Extracted data entries
* Start *

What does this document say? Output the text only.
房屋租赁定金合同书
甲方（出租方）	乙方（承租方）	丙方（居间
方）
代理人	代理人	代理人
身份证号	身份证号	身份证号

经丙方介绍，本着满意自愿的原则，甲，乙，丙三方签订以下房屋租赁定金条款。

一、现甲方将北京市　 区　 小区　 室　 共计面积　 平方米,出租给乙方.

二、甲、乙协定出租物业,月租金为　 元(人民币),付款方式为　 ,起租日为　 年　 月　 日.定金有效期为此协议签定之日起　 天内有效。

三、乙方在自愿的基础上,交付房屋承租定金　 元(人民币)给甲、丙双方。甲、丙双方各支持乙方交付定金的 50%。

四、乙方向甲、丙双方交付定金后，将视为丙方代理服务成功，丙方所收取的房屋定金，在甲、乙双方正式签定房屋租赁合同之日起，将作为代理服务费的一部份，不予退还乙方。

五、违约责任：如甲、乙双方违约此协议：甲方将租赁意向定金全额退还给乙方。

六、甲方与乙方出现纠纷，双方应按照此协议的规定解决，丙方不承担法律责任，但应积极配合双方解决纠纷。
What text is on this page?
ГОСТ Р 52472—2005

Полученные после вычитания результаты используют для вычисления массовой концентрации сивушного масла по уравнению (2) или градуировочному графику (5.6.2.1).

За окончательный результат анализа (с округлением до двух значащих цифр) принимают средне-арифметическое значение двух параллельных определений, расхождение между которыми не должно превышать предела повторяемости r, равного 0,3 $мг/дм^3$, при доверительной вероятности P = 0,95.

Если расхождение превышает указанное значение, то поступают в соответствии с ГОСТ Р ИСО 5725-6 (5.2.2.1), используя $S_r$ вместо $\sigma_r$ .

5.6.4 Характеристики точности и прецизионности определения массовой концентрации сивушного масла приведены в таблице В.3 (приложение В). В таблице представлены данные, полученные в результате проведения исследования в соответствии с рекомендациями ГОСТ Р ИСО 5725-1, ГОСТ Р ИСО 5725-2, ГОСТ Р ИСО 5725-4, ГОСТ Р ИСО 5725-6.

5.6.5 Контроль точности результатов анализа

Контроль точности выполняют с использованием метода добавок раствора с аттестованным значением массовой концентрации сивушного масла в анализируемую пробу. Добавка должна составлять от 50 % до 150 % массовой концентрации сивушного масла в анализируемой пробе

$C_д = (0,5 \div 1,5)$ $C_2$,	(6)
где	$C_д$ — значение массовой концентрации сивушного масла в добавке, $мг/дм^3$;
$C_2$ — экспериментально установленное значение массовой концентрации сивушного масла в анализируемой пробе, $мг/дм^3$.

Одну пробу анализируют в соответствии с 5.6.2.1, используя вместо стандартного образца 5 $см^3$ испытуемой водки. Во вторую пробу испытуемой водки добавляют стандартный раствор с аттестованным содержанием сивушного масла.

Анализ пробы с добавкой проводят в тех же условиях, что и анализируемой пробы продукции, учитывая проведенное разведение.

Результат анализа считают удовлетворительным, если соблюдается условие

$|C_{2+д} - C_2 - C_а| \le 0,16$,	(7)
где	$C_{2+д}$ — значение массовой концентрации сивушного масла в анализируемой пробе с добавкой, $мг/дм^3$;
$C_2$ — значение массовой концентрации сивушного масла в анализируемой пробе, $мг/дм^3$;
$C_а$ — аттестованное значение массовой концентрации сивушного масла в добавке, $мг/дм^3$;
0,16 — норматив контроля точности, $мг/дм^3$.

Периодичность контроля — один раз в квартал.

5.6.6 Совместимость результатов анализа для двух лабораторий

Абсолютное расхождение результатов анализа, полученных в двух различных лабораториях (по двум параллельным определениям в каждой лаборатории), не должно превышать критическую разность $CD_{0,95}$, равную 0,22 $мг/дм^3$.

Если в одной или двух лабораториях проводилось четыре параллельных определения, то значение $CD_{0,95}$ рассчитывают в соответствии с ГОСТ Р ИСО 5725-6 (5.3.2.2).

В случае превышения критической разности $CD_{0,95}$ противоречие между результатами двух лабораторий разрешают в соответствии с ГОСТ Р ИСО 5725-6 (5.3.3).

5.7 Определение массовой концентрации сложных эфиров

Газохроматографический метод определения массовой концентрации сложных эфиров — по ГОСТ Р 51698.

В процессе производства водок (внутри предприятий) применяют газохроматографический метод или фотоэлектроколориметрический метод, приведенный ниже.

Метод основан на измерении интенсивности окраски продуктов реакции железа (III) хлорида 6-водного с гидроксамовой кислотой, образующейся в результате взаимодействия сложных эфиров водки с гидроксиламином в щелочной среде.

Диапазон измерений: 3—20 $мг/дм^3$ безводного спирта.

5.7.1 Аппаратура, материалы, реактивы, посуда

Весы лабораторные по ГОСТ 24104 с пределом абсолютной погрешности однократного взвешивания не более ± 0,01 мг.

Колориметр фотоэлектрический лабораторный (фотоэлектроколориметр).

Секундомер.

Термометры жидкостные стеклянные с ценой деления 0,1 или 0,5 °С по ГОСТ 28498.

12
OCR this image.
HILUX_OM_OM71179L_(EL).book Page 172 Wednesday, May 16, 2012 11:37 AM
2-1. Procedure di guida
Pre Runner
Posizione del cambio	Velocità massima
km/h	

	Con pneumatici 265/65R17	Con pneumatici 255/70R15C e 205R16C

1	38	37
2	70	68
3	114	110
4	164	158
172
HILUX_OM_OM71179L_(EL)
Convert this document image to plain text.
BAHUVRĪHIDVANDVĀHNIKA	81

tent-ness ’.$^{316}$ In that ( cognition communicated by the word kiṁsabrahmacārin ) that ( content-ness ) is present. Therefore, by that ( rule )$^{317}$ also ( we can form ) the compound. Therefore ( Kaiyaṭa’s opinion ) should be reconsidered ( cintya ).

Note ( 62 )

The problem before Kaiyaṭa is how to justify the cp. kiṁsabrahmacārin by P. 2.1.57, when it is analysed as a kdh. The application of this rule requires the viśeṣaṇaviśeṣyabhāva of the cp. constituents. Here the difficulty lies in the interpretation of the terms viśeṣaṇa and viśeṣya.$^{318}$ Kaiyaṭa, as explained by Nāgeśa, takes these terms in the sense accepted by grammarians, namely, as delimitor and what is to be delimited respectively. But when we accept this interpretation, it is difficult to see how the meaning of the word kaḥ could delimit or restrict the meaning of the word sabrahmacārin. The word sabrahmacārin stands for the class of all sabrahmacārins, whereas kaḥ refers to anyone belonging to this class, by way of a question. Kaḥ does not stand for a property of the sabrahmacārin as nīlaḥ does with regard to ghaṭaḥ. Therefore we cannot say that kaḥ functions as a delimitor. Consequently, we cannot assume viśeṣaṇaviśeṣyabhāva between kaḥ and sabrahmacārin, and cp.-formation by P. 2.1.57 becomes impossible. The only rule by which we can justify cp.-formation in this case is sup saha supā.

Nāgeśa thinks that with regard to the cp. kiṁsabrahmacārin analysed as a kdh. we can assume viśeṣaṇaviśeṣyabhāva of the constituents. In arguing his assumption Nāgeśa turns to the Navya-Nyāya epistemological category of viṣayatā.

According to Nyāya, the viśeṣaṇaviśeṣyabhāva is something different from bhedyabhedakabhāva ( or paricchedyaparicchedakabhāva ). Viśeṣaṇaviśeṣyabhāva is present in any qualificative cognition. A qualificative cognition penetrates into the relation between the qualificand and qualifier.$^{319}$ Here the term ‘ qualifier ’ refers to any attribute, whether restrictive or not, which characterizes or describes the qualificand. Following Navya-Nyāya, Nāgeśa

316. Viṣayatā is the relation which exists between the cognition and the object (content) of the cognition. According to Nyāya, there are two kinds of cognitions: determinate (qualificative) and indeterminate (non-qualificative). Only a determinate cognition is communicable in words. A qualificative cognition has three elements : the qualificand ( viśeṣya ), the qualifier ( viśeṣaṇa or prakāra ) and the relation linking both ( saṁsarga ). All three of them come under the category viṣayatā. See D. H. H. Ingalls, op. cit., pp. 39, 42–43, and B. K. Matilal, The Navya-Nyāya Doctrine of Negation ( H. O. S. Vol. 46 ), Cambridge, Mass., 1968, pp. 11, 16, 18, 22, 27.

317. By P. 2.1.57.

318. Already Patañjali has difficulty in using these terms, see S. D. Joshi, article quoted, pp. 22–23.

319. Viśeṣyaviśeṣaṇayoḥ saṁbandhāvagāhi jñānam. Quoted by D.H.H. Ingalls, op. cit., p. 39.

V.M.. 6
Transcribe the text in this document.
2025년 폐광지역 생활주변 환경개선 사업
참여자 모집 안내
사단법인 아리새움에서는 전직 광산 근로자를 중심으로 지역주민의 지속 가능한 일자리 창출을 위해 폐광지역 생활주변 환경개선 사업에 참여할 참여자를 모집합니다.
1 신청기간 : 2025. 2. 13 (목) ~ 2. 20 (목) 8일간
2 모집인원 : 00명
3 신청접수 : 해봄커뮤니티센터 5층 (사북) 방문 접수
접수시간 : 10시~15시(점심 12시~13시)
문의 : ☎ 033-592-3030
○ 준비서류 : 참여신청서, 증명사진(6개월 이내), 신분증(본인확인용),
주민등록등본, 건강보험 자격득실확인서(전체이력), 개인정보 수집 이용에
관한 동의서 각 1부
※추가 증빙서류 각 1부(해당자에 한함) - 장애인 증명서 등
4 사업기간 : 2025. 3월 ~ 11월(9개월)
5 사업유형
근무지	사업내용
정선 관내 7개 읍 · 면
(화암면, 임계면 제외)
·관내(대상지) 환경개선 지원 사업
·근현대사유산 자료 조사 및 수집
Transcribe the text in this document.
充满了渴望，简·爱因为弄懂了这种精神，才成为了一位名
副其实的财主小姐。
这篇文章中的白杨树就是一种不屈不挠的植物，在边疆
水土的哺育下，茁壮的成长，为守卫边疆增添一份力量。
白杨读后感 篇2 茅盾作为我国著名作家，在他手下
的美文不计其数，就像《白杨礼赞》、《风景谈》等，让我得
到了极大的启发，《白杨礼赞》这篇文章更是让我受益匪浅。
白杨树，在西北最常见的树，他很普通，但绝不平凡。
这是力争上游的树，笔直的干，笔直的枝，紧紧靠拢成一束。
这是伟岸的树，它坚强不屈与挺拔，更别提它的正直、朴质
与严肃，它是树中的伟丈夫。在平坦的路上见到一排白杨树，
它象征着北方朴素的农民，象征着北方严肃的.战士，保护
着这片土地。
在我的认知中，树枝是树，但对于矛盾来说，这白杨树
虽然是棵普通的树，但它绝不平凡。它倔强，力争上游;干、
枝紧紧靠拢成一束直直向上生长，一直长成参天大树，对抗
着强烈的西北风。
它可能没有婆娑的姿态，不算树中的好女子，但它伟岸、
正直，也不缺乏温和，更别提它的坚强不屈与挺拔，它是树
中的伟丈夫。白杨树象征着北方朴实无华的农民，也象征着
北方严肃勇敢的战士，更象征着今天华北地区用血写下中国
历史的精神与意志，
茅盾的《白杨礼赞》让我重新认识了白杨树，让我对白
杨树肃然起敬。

* End *

(WHAT THE EXERCISE ASKS)
Examine the records and pull out every line where the string "analysed" occurs.

(SOLUTION)
The problem before Kaiyaṭa is how to justify the cp. kiṁsabrahmacārin by P. 2.1.57, when it is analysed as a kdh. The application of this rule requires the viśeṣaṇaviśeṣyabhāva of the cp. constituents. Here the difficulty lies in the interpretation of the terms viśeṣaṇa and viśeṣya.$^{318}$ Kaiyaṭa, as explained by Nāgeśa, takes these terms in the sense accepted by grammarians, namely, as delimitor and what is to be delimited respectively. But when we accept this interpretation, it is difficult to see how the meaning of the word kaḥ could delimit or restrict the meaning of the word sabrahmacārin. The word sabrahmacārin stands for the class of all sabrahmacārins, whereas kaḥ refers to anyone belonging to this class, by way of a question. Kaḥ does not stand for a property of the sabrahmacārin as nīlaḥ does with regard to ghaṭaḥ. Therefore we cannot say that kaḥ functions as a delimitor. Consequently, we cannot assume viśeṣaṇaviśeṣyabhāva between kaḥ and sabrahmacārin, and cp.-formation by P. 2.1.57 becomes impossible. The only rule by which we can justify cp.-formation in this case is sup saha supā.
Nāgeśa thinks that with regard to the cp. kiṁsabrahmacārin analysed as a kdh. we can assume viśeṣaṇaviśeṣyabhāva of the constituents. In arguing his assumption Nāgeśa turns to the Navya-Nyāya epistemological category of viṣayatā.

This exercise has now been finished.